__Task material__:
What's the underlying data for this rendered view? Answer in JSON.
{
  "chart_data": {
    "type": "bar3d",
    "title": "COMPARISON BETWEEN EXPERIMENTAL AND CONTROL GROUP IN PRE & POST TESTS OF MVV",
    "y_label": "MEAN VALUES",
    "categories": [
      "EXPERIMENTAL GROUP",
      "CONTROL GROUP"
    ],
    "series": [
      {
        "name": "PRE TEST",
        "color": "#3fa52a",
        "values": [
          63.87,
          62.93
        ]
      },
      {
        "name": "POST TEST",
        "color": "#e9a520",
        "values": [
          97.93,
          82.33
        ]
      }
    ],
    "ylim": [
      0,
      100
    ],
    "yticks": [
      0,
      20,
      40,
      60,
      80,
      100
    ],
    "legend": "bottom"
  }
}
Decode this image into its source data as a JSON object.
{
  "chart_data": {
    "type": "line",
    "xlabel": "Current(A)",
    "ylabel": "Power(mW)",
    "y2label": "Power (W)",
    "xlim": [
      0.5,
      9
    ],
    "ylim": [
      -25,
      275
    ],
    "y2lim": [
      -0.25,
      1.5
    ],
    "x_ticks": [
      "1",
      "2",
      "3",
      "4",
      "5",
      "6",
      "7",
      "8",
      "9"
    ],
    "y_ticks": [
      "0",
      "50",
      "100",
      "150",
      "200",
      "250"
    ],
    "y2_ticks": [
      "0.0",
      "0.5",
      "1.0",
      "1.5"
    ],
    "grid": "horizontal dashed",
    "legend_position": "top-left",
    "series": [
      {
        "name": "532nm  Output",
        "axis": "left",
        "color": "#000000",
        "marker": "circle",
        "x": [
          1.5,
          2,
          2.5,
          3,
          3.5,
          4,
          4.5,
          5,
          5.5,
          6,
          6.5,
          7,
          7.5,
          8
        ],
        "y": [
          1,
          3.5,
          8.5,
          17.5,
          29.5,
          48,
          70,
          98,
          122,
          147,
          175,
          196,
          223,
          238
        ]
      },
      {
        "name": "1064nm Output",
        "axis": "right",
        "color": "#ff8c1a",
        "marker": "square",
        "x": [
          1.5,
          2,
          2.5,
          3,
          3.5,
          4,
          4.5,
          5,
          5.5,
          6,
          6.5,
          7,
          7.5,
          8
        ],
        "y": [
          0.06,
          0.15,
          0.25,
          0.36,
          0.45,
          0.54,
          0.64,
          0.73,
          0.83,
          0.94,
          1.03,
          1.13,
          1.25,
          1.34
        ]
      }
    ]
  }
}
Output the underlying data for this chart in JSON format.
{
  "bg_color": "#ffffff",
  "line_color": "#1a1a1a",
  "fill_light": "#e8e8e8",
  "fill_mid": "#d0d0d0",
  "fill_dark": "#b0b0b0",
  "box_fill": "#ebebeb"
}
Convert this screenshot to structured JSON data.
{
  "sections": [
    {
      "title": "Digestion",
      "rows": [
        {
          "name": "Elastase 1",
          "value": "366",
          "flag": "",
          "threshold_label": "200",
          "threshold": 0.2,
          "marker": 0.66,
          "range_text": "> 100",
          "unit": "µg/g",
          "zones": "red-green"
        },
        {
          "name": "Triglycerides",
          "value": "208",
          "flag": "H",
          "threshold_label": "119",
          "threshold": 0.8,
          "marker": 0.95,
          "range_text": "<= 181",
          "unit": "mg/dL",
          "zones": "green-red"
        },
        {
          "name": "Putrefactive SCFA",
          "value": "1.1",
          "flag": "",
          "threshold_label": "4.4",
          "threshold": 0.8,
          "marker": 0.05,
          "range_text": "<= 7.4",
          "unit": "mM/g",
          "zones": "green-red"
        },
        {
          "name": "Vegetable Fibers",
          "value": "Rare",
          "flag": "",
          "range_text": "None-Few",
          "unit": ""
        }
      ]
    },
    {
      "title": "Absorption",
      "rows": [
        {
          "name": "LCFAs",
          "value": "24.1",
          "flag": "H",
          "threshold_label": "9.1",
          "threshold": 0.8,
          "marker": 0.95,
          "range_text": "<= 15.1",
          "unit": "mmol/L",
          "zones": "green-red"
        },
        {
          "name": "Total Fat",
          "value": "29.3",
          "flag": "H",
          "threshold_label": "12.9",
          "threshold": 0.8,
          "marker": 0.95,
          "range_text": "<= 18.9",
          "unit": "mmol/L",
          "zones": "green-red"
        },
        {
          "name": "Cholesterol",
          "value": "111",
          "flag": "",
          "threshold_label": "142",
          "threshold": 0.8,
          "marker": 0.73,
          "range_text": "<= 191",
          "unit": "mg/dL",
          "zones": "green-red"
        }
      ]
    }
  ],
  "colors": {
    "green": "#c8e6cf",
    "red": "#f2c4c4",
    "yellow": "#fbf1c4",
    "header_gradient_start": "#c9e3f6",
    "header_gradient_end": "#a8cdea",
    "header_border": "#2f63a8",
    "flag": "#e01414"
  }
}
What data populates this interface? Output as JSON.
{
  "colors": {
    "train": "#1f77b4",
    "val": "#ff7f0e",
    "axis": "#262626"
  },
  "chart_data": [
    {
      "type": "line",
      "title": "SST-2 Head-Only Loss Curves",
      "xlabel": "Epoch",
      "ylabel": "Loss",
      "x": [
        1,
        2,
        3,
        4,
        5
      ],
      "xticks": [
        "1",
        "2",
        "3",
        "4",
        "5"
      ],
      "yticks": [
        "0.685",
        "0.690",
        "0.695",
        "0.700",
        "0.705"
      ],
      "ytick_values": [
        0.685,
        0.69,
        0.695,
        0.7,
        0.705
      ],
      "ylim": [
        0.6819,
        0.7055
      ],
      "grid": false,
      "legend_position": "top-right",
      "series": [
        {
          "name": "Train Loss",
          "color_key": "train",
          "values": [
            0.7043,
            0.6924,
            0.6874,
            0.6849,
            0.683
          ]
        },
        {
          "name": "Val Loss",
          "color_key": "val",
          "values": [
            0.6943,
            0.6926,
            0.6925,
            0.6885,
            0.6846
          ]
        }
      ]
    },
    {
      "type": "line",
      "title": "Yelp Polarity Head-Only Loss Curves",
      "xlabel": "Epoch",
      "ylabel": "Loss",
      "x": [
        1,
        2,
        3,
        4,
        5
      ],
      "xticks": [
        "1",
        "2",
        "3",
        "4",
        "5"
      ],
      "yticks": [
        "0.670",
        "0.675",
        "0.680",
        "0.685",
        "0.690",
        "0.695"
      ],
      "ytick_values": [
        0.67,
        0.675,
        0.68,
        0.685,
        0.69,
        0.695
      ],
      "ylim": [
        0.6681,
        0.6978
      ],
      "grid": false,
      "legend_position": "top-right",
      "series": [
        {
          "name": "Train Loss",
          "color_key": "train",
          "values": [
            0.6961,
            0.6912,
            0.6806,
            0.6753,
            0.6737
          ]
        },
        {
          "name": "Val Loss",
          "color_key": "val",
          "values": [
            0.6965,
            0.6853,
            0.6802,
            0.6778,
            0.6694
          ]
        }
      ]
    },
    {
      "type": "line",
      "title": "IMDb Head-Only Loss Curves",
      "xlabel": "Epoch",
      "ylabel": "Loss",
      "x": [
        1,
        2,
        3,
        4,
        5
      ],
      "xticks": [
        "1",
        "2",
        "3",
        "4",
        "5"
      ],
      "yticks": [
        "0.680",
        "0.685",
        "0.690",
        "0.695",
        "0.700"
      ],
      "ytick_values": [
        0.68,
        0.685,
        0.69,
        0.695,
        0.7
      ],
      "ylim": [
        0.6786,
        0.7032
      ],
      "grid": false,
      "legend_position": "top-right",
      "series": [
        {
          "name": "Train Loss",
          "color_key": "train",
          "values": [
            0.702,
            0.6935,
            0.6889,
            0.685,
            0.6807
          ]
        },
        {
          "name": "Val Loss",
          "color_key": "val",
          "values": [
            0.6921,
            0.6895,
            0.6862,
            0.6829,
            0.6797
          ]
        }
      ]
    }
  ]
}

__Aim__:
In the entries above, find each line with the string "this" and copy it.

__Written answer__:
What's the underlying data for this rendered view? Answer in JSON.
Decode this image into its source data as a JSON object.
Output the underlying data for this chart in JSON format.
Convert this screenshot to structured JSON data.
What data populates this interface? Output as JSON.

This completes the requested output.